Give back the whole listing exactly as shown.

------ Stored rows

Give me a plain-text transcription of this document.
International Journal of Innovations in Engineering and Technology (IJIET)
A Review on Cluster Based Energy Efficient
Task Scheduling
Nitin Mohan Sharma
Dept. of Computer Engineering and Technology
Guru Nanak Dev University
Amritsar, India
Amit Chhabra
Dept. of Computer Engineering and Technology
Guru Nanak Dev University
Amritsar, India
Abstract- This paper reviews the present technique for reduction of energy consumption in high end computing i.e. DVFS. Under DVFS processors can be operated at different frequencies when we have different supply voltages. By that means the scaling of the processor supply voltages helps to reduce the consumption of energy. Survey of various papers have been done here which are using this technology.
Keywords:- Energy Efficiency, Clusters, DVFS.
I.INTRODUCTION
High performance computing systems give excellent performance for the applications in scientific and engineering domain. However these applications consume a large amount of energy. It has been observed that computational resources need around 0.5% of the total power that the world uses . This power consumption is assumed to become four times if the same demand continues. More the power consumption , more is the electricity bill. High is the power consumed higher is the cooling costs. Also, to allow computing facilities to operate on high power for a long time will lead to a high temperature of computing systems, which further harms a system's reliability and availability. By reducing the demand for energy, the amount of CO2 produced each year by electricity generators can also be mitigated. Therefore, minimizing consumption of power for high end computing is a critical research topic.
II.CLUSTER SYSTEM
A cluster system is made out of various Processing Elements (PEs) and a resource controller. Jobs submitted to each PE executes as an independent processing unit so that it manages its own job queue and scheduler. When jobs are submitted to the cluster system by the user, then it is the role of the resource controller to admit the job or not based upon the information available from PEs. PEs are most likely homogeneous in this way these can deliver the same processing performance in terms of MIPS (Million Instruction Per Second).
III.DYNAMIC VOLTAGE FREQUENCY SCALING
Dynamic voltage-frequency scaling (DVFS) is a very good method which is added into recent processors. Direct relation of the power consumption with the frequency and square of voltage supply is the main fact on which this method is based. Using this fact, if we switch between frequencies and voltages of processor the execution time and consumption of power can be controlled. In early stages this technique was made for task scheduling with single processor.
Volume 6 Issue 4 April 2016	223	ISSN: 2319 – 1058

------------

Final result —
Give me a plain-text transcription of this document.
International Journal of Innovations in Engineering and Technology (IJIET)
A Review on Cluster Based Energy Efficient
Task Scheduling
Nitin Mohan Sharma
Dept. of Computer Engineering and Technology
Guru Nanak Dev University
Amritsar, India
Amit Chhabra
Dept. of Computer Engineering and Technology
Guru Nanak Dev University
Amritsar, India
Abstract- This paper reviews the present technique for reduction of energy consumption in high end computing i.e. DVFS. Under DVFS processors can be operated at different frequencies when we have different supply voltages. By that means the scaling of the processor supply voltages helps to reduce the consumption of energy. Survey of various papers have been done here which are using this technology.
Keywords:- Energy Efficiency, Clusters, DVFS.
I.INTRODUCTION
High performance computing systems give excellent performance for the applications in scientific and engineering domain. However these applications consume a large amount of energy. It has been observed that computational resources need around 0.5% of the total power that the world uses . This power consumption is assumed to become four times if the same demand continues. More the power consumption , more is the electricity bill. High is the power consumed higher is the cooling costs. Also, to allow computing facilities to operate on high power for a long time will lead to a high temperature of computing systems, which further harms a system's reliability and availability. By reducing the demand for energy, the amount of CO2 produced each year by electricity generators can also be mitigated. Therefore, minimizing consumption of power for high end computing is a critical research topic.
II.CLUSTER SYSTEM
A cluster system is made out of various Processing Elements (PEs) and a resource controller. Jobs submitted to each PE executes as an independent processing unit so that it manages its own job queue and scheduler. When jobs are submitted to the cluster system by the user, then it is the role of the resource controller to admit the job or not based upon the information available from PEs. PEs are most likely homogeneous in this way these can deliver the same processing performance in terms of MIPS (Million Instruction Per Second).
III.DYNAMIC VOLTAGE FREQUENCY SCALING
Dynamic voltage-frequency scaling (DVFS) is a very good method which is added into recent processors. Direct relation of the power consumption with the frequency and square of voltage supply is the main fact on which this method is based. Using this fact, if we switch between frequencies and voltages of processor the execution time and consumption of power can be controlled. In early stages this technique was made for task scheduling with single processor.
Volume 6 Issue 4 April 2016	223	ISSN: 2319 – 1058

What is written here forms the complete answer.